=== AVAILABLE DATA ===
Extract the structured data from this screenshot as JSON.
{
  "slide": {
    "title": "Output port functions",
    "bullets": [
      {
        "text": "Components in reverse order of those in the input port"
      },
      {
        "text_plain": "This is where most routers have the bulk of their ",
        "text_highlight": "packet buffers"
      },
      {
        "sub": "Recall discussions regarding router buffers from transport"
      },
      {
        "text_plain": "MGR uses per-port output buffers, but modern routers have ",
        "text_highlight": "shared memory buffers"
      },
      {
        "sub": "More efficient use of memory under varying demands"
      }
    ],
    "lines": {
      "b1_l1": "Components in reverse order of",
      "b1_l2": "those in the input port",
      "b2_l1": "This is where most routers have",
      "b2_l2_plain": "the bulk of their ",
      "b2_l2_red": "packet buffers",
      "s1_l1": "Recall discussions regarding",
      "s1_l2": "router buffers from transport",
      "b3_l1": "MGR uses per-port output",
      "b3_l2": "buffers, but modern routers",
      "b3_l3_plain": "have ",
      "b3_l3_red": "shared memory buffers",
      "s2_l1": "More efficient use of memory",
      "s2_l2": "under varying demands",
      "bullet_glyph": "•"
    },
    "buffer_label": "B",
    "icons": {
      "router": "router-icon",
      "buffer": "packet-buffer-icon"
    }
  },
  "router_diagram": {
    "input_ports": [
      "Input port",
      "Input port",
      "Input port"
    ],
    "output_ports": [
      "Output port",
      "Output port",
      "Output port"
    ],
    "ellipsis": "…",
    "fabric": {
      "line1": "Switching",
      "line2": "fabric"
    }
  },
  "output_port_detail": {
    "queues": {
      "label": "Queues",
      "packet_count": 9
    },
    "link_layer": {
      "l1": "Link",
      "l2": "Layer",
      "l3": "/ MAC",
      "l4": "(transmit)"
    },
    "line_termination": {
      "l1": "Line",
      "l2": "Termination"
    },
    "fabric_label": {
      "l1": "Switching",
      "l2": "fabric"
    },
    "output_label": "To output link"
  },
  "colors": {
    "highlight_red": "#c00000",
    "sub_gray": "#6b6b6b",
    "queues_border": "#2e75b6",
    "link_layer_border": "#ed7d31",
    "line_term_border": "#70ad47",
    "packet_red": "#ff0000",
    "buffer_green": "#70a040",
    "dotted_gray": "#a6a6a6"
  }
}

=== WHAT YOU SHOULD DO ===
Copy each line from the records above that includes the string "More".

=== FINAL RESULT ===
        "sub": "More efficient use of memory under varying demands"
      "s2_l1": "More efficient use of memory",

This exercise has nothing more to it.